**Given records**
>> Start

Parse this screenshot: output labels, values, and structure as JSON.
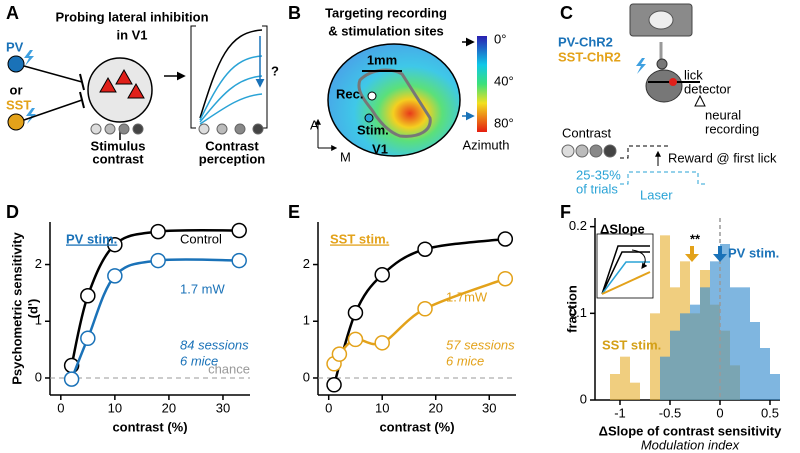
{
  "panel_labels": [
    "A",
    "B",
    "C",
    "D",
    "E",
    "F"
  ],
  "panel_a": {
    "title": [
      "Probing lateral inhibition",
      "in V1"
    ],
    "pv": "PV",
    "or": "or",
    "sst": "SST",
    "stimulus": [
      "Stimulus",
      "contrast"
    ],
    "perception": [
      "Contrast",
      "perception"
    ],
    "question": "?"
  },
  "panel_b": {
    "title": [
      "Targeting recording",
      "& stimulation sites"
    ],
    "scale": "1mm",
    "rec": "Rec.",
    "stim": "Stim.",
    "area": "V1",
    "axis_a": "A",
    "axis_m": "M",
    "colorbar_ticks": [
      "0°",
      "40°",
      "80°"
    ],
    "colorbar_label": "Azimuth"
  },
  "panel_c": {
    "opsins": [
      "PV-ChR2",
      "SST-ChR2"
    ],
    "lick": [
      "lick",
      "detector"
    ],
    "recording": [
      "neural",
      "recording"
    ],
    "contrast": "Contrast",
    "reward": "Reward @ first lick",
    "trials": [
      "25-35%",
      "of trials"
    ],
    "laser": "Laser"
  },
  "chart_data": [
    {
      "type": "line",
      "title": "PV stim.",
      "x_label": "contrast (%)",
      "y_label": [
        "Psychometric sensitivity",
        "(d')"
      ],
      "xlim": [
        -2,
        35
      ],
      "xticks": [
        0,
        10,
        20,
        30
      ],
      "ylim": [
        -0.3,
        2.75
      ],
      "yticks": [
        0,
        1,
        2
      ],
      "chance_line": {
        "value": 0,
        "label": "chance"
      },
      "series": [
        {
          "name": "Control",
          "color": "#000000",
          "x": [
            2,
            5,
            10,
            18,
            33
          ],
          "values": [
            0.22,
            1.45,
            2.35,
            2.58,
            2.6
          ]
        },
        {
          "name": "1.7 mW",
          "color": "#1a72b8",
          "x": [
            2,
            5,
            10,
            18,
            33
          ],
          "values": [
            -0.02,
            0.7,
            1.8,
            2.07,
            2.07
          ]
        }
      ],
      "annotations": [
        "84 sessions",
        "6 mice"
      ]
    },
    {
      "type": "line",
      "title": "SST stim.",
      "x_label": "contrast (%)",
      "xlim": [
        -2,
        35
      ],
      "xticks": [
        0,
        10,
        20,
        30
      ],
      "ylim": [
        -0.3,
        2.75
      ],
      "yticks": [
        0,
        1,
        2
      ],
      "chance_line": {
        "value": 0
      },
      "series": [
        {
          "color": "#000000",
          "x": [
            1,
            5,
            10,
            18,
            33
          ],
          "values": [
            -0.12,
            1.15,
            1.82,
            2.27,
            2.45
          ]
        },
        {
          "name": "1.7mW",
          "color": "#e3a21a",
          "x": [
            1,
            2,
            5,
            10,
            18,
            33
          ],
          "values": [
            0.25,
            0.42,
            0.68,
            0.62,
            1.22,
            1.75
          ]
        }
      ],
      "annotations": [
        "57 sessions",
        "6 mice"
      ]
    },
    {
      "type": "histogram",
      "title": "ΔSlope",
      "x_label": "ΔSlope of contrast sensitivity",
      "x_sublabel": "Modulation index",
      "y_label": "fraction",
      "xlim": [
        -1.25,
        0.6
      ],
      "xticks": [
        -1,
        -0.5,
        0,
        0.5
      ],
      "ylim": [
        0,
        0.21
      ],
      "yticks": [
        0,
        0.1,
        0.2
      ],
      "bins": [
        -1.1,
        -1.0,
        -0.9,
        -0.8,
        -0.7,
        -0.6,
        -0.5,
        -0.4,
        -0.3,
        -0.2,
        -0.1,
        0,
        0.1,
        0.2,
        0.3,
        0.4,
        0.5,
        0.6
      ],
      "reference_line_x": 0,
      "series": [
        {
          "name": "SST stim.",
          "color": "#e8b43a",
          "values": [
            0.03,
            0.05,
            0.02,
            0,
            0.1,
            0.19,
            0.13,
            0.16,
            0.1,
            0.15,
            0.11,
            0.08,
            0.04,
            0,
            0,
            0,
            0
          ]
        },
        {
          "name": "PV stim.",
          "color": "#3b8fd0",
          "values": [
            0,
            0,
            0,
            0,
            0,
            0.05,
            0.08,
            0.1,
            0.11,
            0.13,
            0.16,
            0.18,
            0.13,
            0.13,
            0.09,
            0.06,
            0.03
          ]
        }
      ],
      "arrows": [
        {
          "x": -0.28,
          "color": "#e3a21a"
        },
        {
          "x": 0,
          "color": "#1a72b8"
        }
      ],
      "annotations": [
        "**"
      ]
    }
  ]
}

>> End

**Set task**
Repeat each entry precisely as it appears. Leave the pictures out.

**Task answer**
Parse this screenshot: output labels, values, and structure as JSON.
{
  "panel_labels": [
    "A",
    "B",
    "C",
    "D",
    "E",
    "F"
  ],
  "panel_a": {
    "title": [
      "Probing lateral inhibition",
      "in V1"
    ],
    "pv": "PV",
    "or": "or",
    "sst": "SST",
    "stimulus": [
      "Stimulus",
      "contrast"
    ],
    "perception": [
      "Contrast",
      "perception"
    ],
    "question": "?"
  },
  "panel_b": {
    "title": [
      "Targeting recording",
      "& stimulation sites"
    ],
    "scale": "1mm",
    "rec": "Rec.",
    "stim": "Stim.",
    "area": "V1",
    "axis_a": "A",
    "axis_m": "M",
    "colorbar_ticks": [
      "0°",
      "40°",
      "80°"
    ],
    "colorbar_label": "Azimuth"
  },
  "panel_c": {
    "opsins": [
      "PV-ChR2",
      "SST-ChR2"
    ],
    "lick": [
      "lick",
      "detector"
    ],
    "recording": [
      "neural",
      "recording"
    ],
    "contrast": "Contrast",
    "reward": "Reward @ first lick",
    "trials": [
      "25-35%",
      "of trials"
    ],
    "laser": "Laser"
  },
  "chart_data": [
    {
      "type": "line",
      "title": "PV stim.",
      "x_label": "contrast (%)",
      "y_label": [
        "Psychometric sensitivity",
        "(d')"
      ],
      "xlim": [
        -2,
        35
      ],
      "xticks": [
        0,
        10,
        20,
        30
      ],
      "ylim": [
        -0.3,
        2.75
      ],
      "yticks": [
        0,
        1,
        2
      ],
      "chance_line": {
        "value": 0,
        "label": "chance"
      },
      "series": [
        {
          "name": "Control",
          "color": "#000000",
          "x": [
            2,
            5,
            10,
            18,
            33
          ],
          "values": [
            0.22,
            1.45,
            2.35,
            2.58,
            2.6
          ]
        },
        {
          "name": "1.7 mW",
          "color": "#1a72b8",
          "x": [
            2,
            5,
            10,
            18,
            33
          ],
          "values": [
            -0.02,
            0.7,
            1.8,
            2.07,
            2.07
          ]
        }
      ],
      "annotations": [
        "84 sessions",
        "6 mice"
      ]
    },
    {
      "type": "line",
      "title": "SST stim.",
      "x_label": "contrast (%)",
      "xlim": [
        -2,
        35
      ],
      "xticks": [
        0,
        10,
        20,
        30
      ],
      "ylim": [
        -0.3,
        2.75
      ],
      "yticks": [
        0,
        1,
        2
      ],
      "chance_line": {
        "value": 0
      },
      "series": [
        {
          "color": "#000000",
          "x": [
            1,
            5,
            10,
            18,
            33
          ],
          "values": [
            -0.12,
            1.15,
            1.82,
            2.27,
            2.45
          ]
        },
        {
          "name": "1.7mW",
          "color": "#e3a21a",
          "x": [
            1,
            2,
            5,
            10,
            18,
            33
          ],
          "values": [
            0.25,
            0.42,
            0.68,
            0.62,
            1.22,
            1.75
          ]
        }
      ],
      "annotations": [
        "57 sessions",
        "6 mice"
      ]
    },
    {
      "type": "histogram",
      "title": "ΔSlope",
      "x_label": "ΔSlope of contrast sensitivity",
      "x_sublabel": "Modulation index",
      "y_label": "fraction",
      "xlim": [
        -1.25,
        0.6
      ],
      "xticks": [
        -1,
        -0.5,
        0,
        0.5
      ],
      "ylim": [
        0,
        0.21
      ],
      "yticks": [
        0,
        0.1,
        0.2
      ],
      "bins": [
        -1.1,
        -1.0,
        -0.9,
        -0.8,
        -0.7,
        -0.6,
        -0.5,
        -0.4,
        -0.3,
        -0.2,
        -0.1,
        0,
        0.1,
        0.2,
        0.3,
        0.4,
        0.5,
        0.6
      ],
      "reference_line_x": 0,
      "series": [
        {
          "name": "SST stim.",
          "color": "#e8b43a",
          "values": [
            0.03,
            0.05,
            0.02,
            0,
            0.1,
            0.19,
            0.13,
            0.16,
            0.1,
            0.15,
            0.11,
            0.08,
            0.04,
            0,
            0,
            0,
            0
          ]
        },
        {
          "name": "PV stim.",
          "color": "#3b8fd0",
          "values": [
            0,
            0,
            0,
            0,
            0,
            0.05,
            0.08,
            0.1,
            0.11,
            0.13,
            0.16,
            0.18,
            0.13,
            0.13,
            0.09,
            0.06,
            0.03
          ]
        }
      ],
      "arrows": [
        {
          "x": -0.28,
          "color": "#e3a21a"
        },
        {
          "x": 0,
          "color": "#1a72b8"
        }
      ],
      "annotations": [
        "**"
      ]
    }
  ]
}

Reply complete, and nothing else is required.